*Exercise instructions:*
Search the material for the word "Weapons" and copy each line that holds it.

*Stored data:*
** START **

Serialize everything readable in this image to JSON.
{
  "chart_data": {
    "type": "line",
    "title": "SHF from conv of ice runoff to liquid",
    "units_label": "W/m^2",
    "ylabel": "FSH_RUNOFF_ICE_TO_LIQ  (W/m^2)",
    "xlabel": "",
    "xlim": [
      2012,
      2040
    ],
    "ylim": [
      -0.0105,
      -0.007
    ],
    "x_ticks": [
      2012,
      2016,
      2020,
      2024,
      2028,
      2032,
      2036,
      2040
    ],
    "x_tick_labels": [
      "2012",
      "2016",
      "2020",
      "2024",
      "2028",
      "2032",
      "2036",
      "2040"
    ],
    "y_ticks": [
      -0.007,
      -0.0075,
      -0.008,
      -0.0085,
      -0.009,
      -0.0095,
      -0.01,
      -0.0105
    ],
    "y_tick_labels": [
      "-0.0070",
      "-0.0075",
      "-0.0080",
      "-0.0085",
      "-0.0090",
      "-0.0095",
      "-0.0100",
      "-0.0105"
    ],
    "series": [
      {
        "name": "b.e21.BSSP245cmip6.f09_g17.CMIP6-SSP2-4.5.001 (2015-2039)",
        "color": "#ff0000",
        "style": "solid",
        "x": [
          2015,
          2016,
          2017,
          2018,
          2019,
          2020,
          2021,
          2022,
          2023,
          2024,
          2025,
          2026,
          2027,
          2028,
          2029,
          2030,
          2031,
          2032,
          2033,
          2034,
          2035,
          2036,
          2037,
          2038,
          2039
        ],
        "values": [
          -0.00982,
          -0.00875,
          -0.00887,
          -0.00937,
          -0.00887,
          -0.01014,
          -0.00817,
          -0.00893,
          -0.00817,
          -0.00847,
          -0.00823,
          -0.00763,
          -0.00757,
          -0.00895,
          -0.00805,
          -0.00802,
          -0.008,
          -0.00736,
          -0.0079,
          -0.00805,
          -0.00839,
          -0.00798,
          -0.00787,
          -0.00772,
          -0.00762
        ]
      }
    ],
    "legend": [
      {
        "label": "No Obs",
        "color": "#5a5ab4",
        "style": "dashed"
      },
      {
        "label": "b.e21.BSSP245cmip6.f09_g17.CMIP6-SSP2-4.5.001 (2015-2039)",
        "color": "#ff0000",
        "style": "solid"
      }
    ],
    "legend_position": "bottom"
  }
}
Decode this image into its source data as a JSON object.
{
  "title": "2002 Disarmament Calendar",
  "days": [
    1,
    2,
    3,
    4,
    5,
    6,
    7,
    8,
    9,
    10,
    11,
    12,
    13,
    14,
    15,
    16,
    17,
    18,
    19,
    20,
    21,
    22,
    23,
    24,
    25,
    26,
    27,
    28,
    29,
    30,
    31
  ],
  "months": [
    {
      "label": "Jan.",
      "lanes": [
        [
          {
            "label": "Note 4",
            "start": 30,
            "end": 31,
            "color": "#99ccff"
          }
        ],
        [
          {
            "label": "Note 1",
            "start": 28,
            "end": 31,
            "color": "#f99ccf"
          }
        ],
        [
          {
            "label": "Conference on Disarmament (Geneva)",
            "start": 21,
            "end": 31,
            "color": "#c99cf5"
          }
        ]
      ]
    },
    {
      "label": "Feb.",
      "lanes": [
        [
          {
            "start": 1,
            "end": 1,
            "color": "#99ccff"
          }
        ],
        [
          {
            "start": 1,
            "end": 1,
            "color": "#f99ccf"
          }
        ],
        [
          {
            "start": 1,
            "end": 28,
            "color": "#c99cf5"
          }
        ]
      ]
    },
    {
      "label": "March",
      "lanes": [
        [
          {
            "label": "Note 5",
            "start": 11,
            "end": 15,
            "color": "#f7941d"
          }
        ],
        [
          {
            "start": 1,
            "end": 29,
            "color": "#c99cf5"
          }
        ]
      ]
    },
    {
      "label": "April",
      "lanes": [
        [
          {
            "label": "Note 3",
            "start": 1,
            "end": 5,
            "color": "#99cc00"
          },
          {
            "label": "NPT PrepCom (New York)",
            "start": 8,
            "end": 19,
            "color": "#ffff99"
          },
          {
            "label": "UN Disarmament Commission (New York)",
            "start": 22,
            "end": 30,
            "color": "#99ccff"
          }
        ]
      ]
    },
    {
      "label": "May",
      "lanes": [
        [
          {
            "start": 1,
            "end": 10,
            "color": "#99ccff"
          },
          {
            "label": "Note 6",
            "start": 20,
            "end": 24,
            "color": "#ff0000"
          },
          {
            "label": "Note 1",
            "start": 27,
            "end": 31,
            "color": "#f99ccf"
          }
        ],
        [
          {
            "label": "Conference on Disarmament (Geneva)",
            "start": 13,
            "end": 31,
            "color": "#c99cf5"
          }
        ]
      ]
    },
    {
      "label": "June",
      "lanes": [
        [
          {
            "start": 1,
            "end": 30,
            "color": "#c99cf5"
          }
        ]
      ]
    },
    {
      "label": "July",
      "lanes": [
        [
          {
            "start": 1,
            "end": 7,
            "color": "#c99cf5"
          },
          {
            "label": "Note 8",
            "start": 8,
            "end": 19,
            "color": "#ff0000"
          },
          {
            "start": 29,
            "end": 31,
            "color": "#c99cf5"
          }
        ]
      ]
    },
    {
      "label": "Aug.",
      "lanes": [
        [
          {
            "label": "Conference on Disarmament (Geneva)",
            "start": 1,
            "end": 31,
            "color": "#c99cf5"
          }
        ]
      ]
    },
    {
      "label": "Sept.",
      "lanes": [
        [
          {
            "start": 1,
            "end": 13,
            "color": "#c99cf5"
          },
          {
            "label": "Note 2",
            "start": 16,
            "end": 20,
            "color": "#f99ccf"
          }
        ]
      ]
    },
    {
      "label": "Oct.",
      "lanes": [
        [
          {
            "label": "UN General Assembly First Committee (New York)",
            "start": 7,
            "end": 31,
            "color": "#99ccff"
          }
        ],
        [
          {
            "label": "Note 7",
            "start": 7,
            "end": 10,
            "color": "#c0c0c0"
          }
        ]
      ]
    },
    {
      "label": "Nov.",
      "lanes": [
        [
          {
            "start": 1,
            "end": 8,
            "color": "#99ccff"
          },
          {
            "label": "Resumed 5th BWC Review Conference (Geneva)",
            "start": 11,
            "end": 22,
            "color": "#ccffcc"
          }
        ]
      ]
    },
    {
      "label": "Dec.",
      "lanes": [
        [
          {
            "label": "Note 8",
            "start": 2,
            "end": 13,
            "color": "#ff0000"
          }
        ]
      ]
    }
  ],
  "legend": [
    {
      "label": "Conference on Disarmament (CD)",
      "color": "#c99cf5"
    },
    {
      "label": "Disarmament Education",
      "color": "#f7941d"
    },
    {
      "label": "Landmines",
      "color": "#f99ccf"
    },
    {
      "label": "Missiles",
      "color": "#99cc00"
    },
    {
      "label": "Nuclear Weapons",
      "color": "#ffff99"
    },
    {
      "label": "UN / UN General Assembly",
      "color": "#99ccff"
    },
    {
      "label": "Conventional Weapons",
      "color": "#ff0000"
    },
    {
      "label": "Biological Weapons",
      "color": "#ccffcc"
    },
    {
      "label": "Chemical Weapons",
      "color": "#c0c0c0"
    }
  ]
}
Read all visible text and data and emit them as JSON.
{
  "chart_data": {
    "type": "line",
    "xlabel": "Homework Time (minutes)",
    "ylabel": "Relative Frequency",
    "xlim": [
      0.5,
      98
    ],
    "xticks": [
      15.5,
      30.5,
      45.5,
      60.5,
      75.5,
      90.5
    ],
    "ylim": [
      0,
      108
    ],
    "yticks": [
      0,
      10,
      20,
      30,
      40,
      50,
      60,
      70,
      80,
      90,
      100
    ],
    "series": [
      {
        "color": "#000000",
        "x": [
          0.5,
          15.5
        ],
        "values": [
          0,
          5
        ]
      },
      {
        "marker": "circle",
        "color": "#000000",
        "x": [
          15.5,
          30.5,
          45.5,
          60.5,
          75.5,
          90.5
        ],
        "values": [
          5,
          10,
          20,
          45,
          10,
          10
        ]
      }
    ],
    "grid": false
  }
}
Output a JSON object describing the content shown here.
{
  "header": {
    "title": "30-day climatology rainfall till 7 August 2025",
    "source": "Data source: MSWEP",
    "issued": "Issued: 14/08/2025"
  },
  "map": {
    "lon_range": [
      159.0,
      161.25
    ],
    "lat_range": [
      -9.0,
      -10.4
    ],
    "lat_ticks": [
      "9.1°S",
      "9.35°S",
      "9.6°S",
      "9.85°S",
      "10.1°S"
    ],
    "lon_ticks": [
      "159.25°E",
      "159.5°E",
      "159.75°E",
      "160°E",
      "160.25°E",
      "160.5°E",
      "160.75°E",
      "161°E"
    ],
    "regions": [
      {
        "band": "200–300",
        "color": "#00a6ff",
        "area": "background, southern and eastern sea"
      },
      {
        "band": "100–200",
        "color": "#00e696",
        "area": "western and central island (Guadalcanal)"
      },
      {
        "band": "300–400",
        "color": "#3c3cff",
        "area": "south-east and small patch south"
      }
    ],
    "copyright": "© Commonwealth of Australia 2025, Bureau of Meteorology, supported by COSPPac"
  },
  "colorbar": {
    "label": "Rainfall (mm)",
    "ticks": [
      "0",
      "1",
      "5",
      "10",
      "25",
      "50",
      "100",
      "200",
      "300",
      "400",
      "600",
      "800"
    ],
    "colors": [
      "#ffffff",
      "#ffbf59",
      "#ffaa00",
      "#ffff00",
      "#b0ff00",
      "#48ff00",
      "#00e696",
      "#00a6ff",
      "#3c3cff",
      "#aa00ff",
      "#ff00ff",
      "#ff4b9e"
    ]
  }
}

** END **

*Final result:*
      "label": "Nuclear Weapons",
      "label": "Conventional Weapons",
      "label": "Biological Weapons",
      "label": "Chemical Weapons",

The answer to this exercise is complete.